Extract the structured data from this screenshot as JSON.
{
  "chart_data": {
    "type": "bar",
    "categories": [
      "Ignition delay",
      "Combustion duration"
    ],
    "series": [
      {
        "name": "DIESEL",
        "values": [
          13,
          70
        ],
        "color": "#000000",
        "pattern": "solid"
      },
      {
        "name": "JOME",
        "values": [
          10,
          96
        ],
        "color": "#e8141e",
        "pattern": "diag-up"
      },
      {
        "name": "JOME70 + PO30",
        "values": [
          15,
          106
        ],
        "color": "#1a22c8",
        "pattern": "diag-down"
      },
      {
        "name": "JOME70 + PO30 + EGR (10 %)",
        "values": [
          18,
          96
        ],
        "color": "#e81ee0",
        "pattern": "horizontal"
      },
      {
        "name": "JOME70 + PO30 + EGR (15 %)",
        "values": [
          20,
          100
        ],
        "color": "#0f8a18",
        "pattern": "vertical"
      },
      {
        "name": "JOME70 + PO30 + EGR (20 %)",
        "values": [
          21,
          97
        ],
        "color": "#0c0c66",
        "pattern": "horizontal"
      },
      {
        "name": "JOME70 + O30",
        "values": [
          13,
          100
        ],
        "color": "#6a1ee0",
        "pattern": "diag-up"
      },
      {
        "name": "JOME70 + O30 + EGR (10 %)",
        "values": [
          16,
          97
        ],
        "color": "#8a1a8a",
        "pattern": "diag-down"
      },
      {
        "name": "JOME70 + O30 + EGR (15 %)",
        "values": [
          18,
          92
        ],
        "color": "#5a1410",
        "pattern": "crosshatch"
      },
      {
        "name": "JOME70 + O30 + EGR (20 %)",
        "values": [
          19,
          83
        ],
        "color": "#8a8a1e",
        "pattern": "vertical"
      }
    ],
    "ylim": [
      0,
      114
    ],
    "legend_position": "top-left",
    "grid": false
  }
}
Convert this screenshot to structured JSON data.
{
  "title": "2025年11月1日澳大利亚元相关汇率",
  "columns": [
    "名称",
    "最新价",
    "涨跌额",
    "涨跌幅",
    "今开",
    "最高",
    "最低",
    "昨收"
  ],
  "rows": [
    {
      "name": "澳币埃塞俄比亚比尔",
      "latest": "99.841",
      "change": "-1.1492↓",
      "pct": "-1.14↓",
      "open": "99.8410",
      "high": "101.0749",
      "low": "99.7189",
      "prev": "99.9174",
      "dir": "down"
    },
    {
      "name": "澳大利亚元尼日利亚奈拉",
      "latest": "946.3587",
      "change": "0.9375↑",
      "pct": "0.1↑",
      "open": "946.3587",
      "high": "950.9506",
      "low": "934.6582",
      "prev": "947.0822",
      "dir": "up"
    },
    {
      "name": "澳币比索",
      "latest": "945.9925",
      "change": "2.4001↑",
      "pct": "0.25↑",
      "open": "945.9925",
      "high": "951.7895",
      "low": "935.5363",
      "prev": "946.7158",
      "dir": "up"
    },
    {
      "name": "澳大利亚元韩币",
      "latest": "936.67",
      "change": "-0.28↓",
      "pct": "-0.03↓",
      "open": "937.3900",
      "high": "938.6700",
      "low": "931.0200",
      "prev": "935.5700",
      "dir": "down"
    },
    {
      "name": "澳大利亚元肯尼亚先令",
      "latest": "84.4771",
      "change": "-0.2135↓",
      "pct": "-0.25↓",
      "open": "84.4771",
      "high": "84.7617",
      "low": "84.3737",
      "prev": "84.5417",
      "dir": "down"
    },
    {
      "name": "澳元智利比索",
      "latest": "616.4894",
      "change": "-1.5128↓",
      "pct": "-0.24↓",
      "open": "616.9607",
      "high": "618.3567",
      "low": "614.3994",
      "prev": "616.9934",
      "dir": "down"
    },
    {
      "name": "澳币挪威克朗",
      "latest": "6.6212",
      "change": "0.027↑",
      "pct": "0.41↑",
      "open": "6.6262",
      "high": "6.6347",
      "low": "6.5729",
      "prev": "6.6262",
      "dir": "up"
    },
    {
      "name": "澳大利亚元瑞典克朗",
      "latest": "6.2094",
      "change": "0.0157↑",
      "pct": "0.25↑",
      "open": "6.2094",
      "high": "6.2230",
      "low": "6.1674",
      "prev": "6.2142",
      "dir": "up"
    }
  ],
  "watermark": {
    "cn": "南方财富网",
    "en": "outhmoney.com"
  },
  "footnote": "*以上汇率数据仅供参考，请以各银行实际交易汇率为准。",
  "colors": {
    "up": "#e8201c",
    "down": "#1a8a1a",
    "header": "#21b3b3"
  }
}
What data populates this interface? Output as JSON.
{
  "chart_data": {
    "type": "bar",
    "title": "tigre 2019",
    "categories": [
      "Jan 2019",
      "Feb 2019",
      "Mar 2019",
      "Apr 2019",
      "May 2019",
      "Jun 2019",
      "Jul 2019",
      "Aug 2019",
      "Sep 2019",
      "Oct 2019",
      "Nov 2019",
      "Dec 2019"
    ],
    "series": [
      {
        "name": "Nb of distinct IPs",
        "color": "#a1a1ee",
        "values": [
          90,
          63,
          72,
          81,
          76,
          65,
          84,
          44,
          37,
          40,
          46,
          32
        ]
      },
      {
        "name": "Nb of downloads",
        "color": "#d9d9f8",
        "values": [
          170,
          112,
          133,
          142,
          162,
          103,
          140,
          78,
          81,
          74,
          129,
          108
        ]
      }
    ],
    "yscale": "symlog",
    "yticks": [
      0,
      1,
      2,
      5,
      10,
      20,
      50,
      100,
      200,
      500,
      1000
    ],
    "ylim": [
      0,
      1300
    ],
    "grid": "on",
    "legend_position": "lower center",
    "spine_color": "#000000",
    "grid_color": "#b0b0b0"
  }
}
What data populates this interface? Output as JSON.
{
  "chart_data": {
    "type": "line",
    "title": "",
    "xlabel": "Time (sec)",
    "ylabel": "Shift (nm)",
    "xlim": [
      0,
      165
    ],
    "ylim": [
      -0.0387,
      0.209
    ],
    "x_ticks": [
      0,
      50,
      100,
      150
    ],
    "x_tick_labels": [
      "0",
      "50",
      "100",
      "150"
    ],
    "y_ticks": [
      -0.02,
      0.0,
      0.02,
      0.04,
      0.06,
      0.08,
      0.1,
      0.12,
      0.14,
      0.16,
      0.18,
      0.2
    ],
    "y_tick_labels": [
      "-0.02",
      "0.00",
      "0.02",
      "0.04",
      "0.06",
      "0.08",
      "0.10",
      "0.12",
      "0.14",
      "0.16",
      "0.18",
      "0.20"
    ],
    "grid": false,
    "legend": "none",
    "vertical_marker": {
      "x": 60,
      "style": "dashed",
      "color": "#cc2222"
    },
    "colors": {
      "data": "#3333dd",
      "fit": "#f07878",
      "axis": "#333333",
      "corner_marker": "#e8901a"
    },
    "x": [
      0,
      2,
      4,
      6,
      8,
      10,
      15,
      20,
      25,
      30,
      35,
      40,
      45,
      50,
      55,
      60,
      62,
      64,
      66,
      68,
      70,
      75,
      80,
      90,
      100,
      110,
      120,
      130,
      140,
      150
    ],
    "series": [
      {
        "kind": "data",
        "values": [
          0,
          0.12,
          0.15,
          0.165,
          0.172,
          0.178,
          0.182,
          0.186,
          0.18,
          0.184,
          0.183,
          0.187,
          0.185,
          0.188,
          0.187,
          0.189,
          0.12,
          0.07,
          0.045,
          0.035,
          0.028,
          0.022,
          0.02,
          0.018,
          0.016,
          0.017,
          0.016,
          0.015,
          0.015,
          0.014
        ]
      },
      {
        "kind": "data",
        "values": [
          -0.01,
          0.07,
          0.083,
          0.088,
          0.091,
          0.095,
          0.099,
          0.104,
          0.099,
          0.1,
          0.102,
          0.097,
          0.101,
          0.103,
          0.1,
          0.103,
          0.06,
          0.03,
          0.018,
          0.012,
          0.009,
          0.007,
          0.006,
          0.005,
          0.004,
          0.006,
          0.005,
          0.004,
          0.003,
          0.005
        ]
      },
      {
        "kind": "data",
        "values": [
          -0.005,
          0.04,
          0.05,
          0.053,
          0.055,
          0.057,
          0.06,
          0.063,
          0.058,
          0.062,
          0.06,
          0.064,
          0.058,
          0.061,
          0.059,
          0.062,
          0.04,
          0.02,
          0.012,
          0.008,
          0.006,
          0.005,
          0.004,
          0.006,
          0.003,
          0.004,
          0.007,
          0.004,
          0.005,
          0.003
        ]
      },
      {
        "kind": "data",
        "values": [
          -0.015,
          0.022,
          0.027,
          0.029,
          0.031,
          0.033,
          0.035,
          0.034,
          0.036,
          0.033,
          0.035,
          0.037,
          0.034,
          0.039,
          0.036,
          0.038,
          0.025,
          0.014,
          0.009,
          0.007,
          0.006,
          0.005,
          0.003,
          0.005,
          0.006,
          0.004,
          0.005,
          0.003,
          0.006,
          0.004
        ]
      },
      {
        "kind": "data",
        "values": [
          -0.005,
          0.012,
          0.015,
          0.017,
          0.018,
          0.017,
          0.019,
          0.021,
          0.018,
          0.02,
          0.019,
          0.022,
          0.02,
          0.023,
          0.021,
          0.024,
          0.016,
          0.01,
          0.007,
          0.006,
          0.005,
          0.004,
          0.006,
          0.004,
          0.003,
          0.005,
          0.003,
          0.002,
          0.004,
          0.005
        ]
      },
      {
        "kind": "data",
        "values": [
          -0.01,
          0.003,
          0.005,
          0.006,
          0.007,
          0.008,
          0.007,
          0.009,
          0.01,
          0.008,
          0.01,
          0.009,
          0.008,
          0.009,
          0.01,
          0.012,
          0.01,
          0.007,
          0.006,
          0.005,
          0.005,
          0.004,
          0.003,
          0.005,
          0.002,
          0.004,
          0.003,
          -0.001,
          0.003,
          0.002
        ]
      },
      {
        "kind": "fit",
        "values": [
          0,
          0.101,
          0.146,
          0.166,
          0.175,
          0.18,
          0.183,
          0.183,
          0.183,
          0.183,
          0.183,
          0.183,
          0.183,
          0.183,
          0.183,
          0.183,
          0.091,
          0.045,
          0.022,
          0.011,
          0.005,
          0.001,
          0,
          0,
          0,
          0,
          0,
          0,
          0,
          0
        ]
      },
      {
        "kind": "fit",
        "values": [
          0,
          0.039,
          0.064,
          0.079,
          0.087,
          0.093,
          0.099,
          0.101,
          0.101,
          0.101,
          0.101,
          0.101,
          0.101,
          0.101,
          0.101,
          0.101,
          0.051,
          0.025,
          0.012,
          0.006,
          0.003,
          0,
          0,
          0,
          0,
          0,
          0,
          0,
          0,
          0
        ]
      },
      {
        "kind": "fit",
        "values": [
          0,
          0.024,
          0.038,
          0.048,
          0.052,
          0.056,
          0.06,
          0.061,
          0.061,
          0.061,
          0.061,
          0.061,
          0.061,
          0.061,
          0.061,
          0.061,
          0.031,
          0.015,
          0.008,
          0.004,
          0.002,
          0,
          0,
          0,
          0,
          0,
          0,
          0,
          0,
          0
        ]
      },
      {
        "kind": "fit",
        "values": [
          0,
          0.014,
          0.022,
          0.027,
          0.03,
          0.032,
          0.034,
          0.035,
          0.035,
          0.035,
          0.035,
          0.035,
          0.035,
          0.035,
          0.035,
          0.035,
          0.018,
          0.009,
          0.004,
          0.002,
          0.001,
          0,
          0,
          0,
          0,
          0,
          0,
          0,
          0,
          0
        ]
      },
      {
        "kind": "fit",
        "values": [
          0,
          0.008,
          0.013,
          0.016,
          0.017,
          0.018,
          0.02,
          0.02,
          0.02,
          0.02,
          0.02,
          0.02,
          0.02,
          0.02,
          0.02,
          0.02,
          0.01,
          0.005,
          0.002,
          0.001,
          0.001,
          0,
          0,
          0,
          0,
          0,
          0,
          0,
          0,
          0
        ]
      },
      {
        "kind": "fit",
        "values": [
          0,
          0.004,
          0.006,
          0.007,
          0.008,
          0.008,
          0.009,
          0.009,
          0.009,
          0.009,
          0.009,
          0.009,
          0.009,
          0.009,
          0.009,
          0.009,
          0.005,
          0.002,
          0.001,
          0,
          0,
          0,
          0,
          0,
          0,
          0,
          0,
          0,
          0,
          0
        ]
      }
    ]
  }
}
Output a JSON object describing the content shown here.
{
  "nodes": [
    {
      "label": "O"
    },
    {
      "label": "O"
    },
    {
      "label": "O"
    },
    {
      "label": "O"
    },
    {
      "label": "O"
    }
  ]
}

++++++++++++++++++++

• _Short problem_
Using the records above, list each line that includes "JSON".

• _Result for this task_
Extract the structured data from this screenshot as JSON.
Convert this screenshot to structured JSON data.
What data populates this interface? Output as JSON.
What data populates this interface? Output as JSON.
Output a JSON object describing the content shown here.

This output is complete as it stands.